Product 1
< Back to 2018-2019 Watch List

MONTANA SUPREME COURT

The Montana Supreme Court’s penchant for expanding liability and limiting defenses, and ongoing uncertainty regarding the validity of the state’s statutory limit on punitive damages has once again landed the court on the Watch List.

AN OPPORTUNITY FOR LITIGATION

In Atlantic Richfield Co. v. Montana Second Judicial District Court, the Montana Supreme Court allowed a state environmental lawsuit seeking cleanup remedies that conflict with an ongoing federally-ordered cleanup plan.

In 2008, a group of private property owners in Opportunity, Montana sued Atlantic Richfield, alleging that a copper smelter, which had closed in 1980, had contaminated their land. After being shut down, the Anaconda Smelter site was placed on U.S. Environmental Protection Agency’s priority list for Superfund cleanups pursuant to the federal Comprehensive Environmental Response, Compensation, and Liability Act (“CERCLA”).

• YOUR INSTRUCTIONS: According to the passage on the Montana Supreme Court, why has the court once again landed on the Watch List?

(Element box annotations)
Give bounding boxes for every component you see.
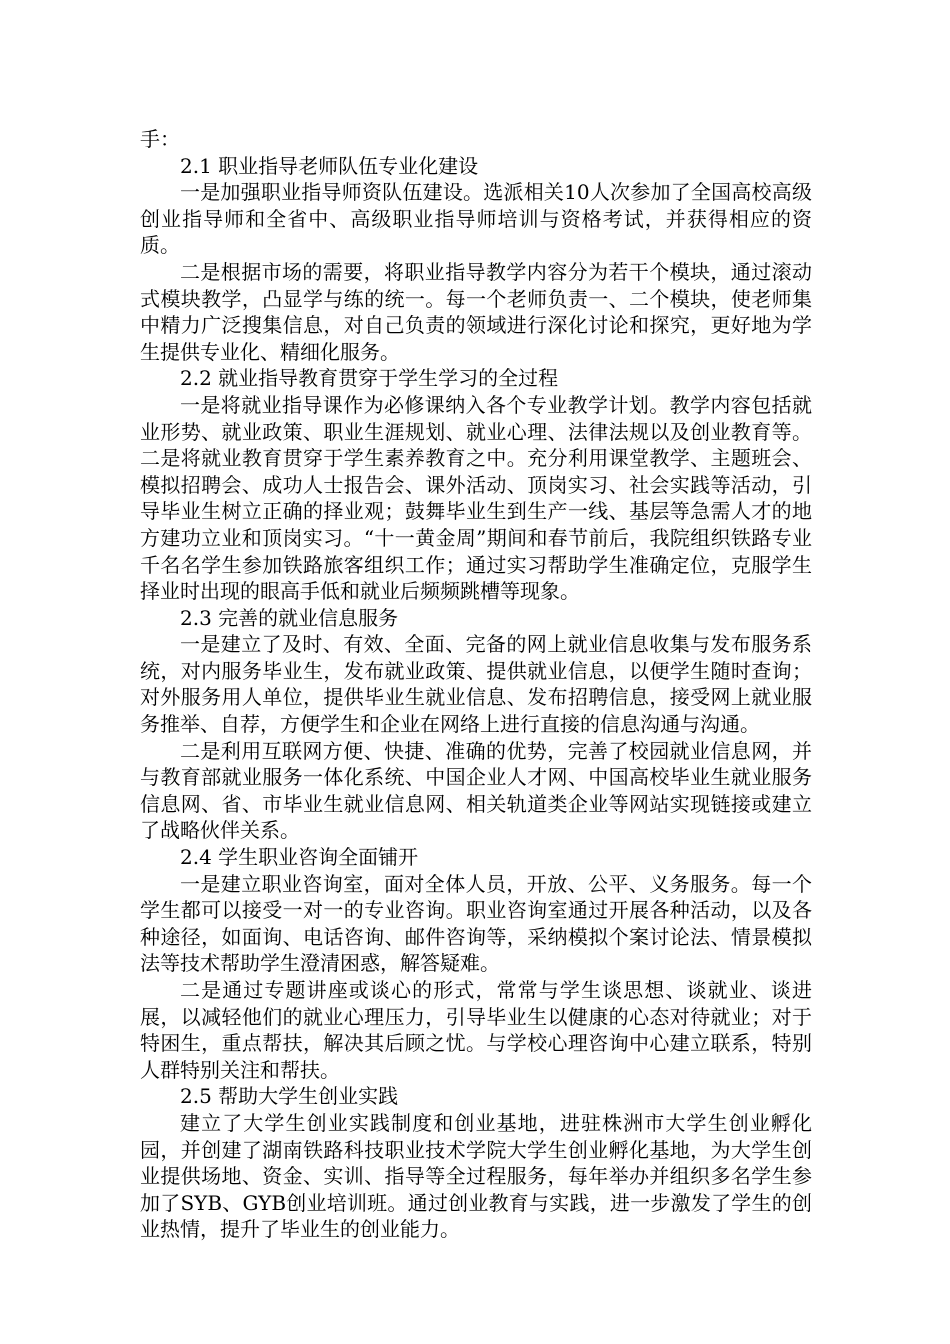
paragraph: 一是建立职业咨询室，面对全体人员，开放、公平、义务服务。每一个学生都可以接受一对一的专业咨询。职业咨询室通过开展各种活动，以及各种途径，如面询、电话咨询、邮件咨询等，采纳模拟个案讨论法、情景模拟法等技术帮助学生澄清困惑，解答疑难。 (140, 871, 812, 976)
paragraph: 一是建立了及时、有效、全面、完备的网上就业信息收集与发布服务系统，对内服务毕业生，发布就业政策、提供就业信息，以便学生随时查询；对外服务用人单位，提供毕业生就业信息、发布招聘信息，接受网上就业服务推举、自荐，方便学生和企业在网络上进行直接的信息沟通与沟通。 (140, 632, 812, 737)
section-heading-2-2: 2.2 就业指导教育贯穿于学生学习的全过程 (180, 366, 559, 391)
paragraph: 一是将就业指导课作为必修课纳入各个专业教学计划。教学内容包括就业形势、就业政策、职业生涯规划、就业心理、法律法规以及创业教育等。二是将就业教育贯穿于学生素养教育之中。充分利用课堂教学、主题班会、模拟招聘会、成功人士报告会、课外活动、顶岗实习、社会实践等活动，引导毕业生树立正确的择业观；鼓舞毕业生到生产一线、基层等急需人才的地方建功立业和顶岗实习。“十一黄金周”期间和春节前后，我院组织铁路专业千名名学生参加铁路旅客组织工作；通过实习帮助学生准确定位，克服学生择业时出现的眼高手低和就业后频频跳槽等现象。 (140, 392, 812, 604)
section-heading-2-3: 2.3 完善的就业信息服务 (180, 605, 399, 630)
paragraph: 一是加强职业指导师资队伍建设。选派相关10人次参加了全国高校高级创业指导师和全省中、高级职业指导师培训与资格考试，并获得相应的资质。 (140, 180, 812, 258)
document-body (140, 126, 812, 1243)
paragraph: 二是通过专题讲座或谈心的形式，常常与学生谈思想、谈就业、谈进展，以减轻他们的就业心理压力，引导毕业生以健康的心态对待就业；对于特困生，重点帮扶，解决其后顾之忧。与学校心理咨询中心建立联系，特别人群特别关注和帮扶。 (140, 978, 812, 1082)
section-heading-2-1: 2.1 职业指导老师队伍专业化建设 (180, 153, 479, 178)
section-heading-2-4: 2.4 学生职业咨询全面铺开 (180, 845, 419, 870)
section-heading-2-5: 2.5 帮助大学生创业实践 (180, 1084, 399, 1109)
lead-fragment: 手： (140, 127, 180, 151)
paragraph: 二是根据市场的需要，将职业指导教学内容分为若干个模块，通过滚动式模块教学，凸显学与练的统一。每一个老师负责一、二个模块，使老师集中精力广泛搜集信息，对自己负责的领域进行深化讨论和探究，更好地为学生提供专业化、精细化服务。 (140, 259, 812, 364)
paragraph: 建立了大学生创业实践制度和创业基地，进驻株洲市大学生创业孵化园，并创建了湖南铁路科技职业技术学院大学生创业孵化基地，为大学生创业提供场地、资金、实训、指导等全过程服务，每年举办并组织多名学生参加了SYB、GYB创业培训班。通过创业教育与实践，进一步激发了学生的创业热情，提升了毕业生的创业能力。 (140, 1110, 812, 1242)
paragraph: 二是利用互联网方便、快捷、准确的优势，完善了校园就业信息网，并与教育部就业服务一体化系统、中国企业人才网、中国高校毕业生就业服务信息网、省、市毕业生就业信息网、相关轨道类企业等网站实现链接或建立了战略伙伴关系。 (140, 738, 812, 843)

• ANSWER TO THE EXERCISE: The court has a penchant for expanding liability and limiting defenses. There is also ongoing uncertainty about whether the state's statutory limit on punitive damages is valid.